• _Exercise aim_
Locate every line in the material below that has the word "with". Copy each of those lines.

• _Dataset_
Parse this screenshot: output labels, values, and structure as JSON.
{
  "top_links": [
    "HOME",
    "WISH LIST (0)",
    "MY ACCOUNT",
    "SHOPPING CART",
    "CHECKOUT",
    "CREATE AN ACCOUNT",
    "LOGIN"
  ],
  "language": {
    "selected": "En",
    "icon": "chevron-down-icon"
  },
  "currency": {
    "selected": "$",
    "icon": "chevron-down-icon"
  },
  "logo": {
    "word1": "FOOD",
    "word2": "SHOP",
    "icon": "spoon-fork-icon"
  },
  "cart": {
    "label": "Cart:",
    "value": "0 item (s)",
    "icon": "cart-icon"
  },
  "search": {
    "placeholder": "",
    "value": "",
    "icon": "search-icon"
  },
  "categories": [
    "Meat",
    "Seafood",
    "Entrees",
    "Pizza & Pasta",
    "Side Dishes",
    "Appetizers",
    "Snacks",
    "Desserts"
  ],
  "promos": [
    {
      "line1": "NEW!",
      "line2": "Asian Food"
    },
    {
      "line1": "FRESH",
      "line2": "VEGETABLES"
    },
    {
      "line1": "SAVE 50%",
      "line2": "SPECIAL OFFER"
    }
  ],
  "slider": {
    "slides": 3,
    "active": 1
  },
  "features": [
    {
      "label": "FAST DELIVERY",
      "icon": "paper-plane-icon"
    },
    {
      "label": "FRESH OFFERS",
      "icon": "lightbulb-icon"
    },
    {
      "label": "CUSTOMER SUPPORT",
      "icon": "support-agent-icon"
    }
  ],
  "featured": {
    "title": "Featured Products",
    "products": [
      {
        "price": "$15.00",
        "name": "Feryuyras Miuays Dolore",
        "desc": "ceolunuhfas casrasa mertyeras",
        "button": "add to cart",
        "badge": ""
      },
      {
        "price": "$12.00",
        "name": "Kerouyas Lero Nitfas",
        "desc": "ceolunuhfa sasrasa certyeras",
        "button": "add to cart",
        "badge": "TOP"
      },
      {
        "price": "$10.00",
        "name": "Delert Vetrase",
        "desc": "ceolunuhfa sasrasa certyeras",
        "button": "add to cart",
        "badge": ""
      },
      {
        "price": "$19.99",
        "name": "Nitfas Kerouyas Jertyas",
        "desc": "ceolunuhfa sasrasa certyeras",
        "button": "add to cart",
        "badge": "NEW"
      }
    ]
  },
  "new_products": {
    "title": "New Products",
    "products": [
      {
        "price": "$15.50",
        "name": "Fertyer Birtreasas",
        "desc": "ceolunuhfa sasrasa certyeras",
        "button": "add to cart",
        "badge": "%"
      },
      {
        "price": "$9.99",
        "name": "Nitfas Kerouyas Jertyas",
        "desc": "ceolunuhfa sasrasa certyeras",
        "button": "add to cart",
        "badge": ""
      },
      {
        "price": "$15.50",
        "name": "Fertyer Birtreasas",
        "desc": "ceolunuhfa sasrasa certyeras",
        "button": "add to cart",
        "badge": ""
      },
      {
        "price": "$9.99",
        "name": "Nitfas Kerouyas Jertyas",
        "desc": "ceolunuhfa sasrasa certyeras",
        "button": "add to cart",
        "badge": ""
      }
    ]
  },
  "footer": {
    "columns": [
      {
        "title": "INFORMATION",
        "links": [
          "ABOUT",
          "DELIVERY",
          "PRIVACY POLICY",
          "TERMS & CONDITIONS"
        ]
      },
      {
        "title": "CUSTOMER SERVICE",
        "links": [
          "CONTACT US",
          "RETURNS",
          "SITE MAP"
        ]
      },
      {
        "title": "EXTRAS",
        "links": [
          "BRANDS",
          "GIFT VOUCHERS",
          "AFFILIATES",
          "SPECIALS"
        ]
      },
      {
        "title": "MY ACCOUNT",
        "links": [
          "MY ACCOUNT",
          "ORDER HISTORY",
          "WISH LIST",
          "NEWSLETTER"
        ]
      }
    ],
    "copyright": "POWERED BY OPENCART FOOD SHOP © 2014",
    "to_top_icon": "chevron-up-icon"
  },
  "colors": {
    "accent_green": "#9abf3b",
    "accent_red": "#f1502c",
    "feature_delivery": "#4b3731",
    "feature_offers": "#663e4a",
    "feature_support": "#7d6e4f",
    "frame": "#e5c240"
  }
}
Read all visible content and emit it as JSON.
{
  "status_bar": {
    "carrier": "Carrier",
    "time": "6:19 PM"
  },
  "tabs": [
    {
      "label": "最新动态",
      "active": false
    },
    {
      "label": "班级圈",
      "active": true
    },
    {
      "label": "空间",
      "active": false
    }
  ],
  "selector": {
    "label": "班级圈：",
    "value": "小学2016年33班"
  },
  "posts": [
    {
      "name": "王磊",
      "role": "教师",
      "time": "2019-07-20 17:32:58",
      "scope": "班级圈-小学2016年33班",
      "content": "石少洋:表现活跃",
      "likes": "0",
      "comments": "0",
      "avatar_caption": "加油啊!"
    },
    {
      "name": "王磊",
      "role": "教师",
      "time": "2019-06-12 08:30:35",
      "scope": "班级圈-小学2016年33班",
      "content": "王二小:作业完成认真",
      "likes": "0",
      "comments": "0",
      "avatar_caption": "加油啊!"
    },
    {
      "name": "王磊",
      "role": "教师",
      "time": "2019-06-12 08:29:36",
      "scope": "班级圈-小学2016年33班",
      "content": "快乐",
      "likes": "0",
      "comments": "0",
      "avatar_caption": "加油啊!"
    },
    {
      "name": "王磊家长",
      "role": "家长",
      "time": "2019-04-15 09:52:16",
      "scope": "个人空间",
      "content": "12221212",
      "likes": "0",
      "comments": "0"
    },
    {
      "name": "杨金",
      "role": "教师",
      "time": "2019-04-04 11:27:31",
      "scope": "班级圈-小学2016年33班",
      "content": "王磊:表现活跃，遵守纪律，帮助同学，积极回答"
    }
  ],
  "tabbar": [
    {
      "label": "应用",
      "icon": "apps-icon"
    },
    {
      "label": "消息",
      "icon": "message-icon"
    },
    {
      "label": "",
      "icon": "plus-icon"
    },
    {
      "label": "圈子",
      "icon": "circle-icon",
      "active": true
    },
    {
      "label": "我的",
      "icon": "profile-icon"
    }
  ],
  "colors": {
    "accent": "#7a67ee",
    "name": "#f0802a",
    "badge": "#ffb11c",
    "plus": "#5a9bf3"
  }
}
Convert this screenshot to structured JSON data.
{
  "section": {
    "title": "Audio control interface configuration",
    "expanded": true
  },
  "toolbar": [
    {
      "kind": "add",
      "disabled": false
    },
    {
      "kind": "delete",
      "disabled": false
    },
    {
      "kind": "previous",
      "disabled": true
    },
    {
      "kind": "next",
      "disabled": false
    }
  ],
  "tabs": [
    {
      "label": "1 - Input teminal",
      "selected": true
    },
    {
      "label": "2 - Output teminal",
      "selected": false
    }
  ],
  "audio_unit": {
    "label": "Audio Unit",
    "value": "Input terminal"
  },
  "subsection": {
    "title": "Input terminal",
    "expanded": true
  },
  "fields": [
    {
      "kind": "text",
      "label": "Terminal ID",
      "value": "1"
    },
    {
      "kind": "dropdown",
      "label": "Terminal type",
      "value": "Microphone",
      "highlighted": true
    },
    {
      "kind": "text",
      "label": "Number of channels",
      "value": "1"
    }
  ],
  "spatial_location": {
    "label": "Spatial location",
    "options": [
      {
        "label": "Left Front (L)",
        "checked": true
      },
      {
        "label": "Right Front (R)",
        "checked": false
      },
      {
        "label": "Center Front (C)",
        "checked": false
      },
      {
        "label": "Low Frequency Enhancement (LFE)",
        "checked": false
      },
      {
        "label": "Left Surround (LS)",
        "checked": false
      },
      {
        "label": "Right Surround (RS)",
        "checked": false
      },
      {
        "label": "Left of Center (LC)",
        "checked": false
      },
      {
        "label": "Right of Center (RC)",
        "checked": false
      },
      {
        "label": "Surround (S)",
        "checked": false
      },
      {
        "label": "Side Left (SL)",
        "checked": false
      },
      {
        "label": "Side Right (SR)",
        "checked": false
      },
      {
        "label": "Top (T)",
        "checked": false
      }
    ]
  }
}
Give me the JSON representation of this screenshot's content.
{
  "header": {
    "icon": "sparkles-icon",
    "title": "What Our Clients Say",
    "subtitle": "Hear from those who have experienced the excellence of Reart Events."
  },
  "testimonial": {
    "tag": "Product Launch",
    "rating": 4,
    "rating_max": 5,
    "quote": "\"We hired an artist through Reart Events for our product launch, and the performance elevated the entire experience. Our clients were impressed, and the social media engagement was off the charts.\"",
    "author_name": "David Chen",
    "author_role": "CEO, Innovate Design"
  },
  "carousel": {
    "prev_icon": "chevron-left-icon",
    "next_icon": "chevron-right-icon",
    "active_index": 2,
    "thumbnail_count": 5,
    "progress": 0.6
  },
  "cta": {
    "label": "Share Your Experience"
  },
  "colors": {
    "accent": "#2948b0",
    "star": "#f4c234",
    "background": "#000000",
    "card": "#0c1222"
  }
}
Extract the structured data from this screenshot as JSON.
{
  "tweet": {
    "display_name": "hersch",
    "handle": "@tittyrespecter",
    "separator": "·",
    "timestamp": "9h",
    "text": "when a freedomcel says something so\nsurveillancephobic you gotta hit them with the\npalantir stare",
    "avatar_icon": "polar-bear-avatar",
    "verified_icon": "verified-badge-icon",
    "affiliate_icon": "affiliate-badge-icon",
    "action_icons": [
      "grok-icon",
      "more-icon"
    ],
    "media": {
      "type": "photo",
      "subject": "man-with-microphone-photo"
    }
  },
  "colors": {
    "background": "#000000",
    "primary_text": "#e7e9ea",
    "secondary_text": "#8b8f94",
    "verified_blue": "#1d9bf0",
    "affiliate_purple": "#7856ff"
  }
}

• _Correct answer_
    "text": "when a freedomcel says something so\nsurveillancephobic you gotta hit them with the\npalantir stare",
      "subject": "man-with-microphone-photo"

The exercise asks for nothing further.